* begin Data to use *

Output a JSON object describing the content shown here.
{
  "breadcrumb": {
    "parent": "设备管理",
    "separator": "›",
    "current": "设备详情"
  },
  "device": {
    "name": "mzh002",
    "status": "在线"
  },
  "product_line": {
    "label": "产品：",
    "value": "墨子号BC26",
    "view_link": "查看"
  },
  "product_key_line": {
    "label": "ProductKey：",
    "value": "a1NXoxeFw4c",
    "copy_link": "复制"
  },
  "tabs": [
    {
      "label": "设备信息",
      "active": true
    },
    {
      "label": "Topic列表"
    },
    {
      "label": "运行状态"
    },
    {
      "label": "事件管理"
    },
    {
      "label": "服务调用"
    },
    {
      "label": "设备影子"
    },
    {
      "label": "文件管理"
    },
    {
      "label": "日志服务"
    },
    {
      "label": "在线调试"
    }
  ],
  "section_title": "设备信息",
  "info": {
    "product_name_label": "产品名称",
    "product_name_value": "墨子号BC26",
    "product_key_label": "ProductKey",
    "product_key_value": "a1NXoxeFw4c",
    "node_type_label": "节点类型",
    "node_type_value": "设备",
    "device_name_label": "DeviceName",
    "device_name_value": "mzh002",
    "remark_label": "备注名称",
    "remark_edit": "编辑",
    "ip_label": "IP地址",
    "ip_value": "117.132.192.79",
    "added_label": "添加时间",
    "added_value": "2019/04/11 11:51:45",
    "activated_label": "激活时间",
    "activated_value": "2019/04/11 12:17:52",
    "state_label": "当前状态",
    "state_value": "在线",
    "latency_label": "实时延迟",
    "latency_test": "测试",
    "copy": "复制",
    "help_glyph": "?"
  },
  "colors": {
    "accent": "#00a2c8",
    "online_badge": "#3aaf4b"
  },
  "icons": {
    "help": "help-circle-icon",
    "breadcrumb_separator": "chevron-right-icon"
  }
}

* end Data to use *
* begin Data to use *

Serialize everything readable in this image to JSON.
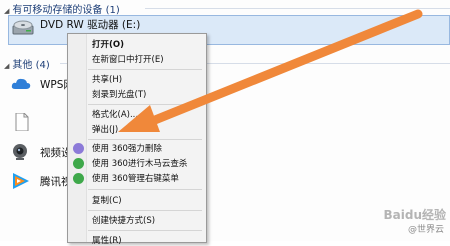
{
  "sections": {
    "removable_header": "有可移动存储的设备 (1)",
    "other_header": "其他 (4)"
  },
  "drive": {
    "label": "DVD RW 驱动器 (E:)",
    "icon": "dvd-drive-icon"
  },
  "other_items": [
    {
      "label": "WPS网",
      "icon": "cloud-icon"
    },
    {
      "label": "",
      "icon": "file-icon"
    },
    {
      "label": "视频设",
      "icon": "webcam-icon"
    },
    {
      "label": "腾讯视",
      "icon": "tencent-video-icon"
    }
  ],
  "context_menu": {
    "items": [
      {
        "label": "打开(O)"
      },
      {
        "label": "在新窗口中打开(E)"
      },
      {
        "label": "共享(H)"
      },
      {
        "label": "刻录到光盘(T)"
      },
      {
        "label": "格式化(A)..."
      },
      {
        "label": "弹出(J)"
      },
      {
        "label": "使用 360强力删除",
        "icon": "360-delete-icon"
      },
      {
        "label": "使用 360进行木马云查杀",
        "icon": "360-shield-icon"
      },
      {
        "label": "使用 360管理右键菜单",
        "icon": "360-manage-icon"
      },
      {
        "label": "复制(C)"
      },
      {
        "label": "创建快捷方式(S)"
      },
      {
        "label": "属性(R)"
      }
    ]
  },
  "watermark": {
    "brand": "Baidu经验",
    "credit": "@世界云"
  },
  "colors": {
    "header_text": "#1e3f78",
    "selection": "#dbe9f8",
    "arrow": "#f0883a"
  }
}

* end Data to use *

## What you are asked to do:
Gather and copy every line of the data in which the string "ProductKey" is found.

## Task solution:
    "label": "ProductKey：",
    "product_key_label": "ProductKey",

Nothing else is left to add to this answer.